* Aim
Exact repetition is required: output every record in full.

Start of Records

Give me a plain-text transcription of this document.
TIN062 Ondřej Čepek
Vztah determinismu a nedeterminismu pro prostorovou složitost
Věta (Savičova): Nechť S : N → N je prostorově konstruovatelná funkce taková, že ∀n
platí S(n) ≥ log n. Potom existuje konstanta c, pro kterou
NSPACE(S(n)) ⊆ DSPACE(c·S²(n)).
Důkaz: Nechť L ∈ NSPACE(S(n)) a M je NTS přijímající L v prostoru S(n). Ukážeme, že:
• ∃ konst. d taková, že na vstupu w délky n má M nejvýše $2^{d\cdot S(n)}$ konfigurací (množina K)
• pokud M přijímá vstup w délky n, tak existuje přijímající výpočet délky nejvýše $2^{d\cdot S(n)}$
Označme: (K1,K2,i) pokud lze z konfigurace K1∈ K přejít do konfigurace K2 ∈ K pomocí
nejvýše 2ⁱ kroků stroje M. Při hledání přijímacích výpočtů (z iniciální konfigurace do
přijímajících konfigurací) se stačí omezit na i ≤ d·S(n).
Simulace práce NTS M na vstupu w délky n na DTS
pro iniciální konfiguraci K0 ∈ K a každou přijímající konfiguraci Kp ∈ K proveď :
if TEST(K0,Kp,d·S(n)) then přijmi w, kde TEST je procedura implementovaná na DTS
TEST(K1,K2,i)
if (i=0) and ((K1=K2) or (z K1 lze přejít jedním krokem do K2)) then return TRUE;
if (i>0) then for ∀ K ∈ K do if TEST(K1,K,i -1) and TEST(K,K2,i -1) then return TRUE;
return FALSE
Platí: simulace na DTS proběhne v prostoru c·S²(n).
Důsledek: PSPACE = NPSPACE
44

End of Records

* Response below
Give me a plain-text transcription of this document.
TIN062 Ondřej Čepek
Vztah determinismu a nedeterminismu pro prostorovou složitost
Věta (Savičova): Nechť S : N → N je prostorově konstruovatelná funkce taková, že ∀n
platí S(n) ≥ log n. Potom existuje konstanta c, pro kterou
NSPACE(S(n)) ⊆ DSPACE(c·S²(n)).
Důkaz: Nechť L ∈ NSPACE(S(n)) a M je NTS přijímající L v prostoru S(n). Ukážeme, že:
• ∃ konst. d taková, že na vstupu w délky n má M nejvýše $2^{d\cdot S(n)}$ konfigurací (množina K)
• pokud M přijímá vstup w délky n, tak existuje přijímající výpočet délky nejvýše $2^{d\cdot S(n)}$
Označme: (K1,K2,i) pokud lze z konfigurace K1∈ K přejít do konfigurace K2 ∈ K pomocí
nejvýše 2ⁱ kroků stroje M. Při hledání přijímacích výpočtů (z iniciální konfigurace do
přijímajících konfigurací) se stačí omezit na i ≤ d·S(n).
Simulace práce NTS M na vstupu w délky n na DTS
pro iniciální konfiguraci K0 ∈ K a každou přijímající konfiguraci Kp ∈ K proveď :
if TEST(K0,Kp,d·S(n)) then přijmi w, kde TEST je procedura implementovaná na DTS
TEST(K1,K2,i)
if (i=0) and ((K1=K2) or (z K1 lze přejít jedním krokem do K2)) then return TRUE;
if (i>0) then for ∀ K ∈ K do if TEST(K1,K,i -1) and TEST(K,K2,i -1) then return TRUE;
return FALSE
Platí: simulace na DTS proběhne v prostoru c·S²(n).
Důsledek: PSPACE = NPSPACE
44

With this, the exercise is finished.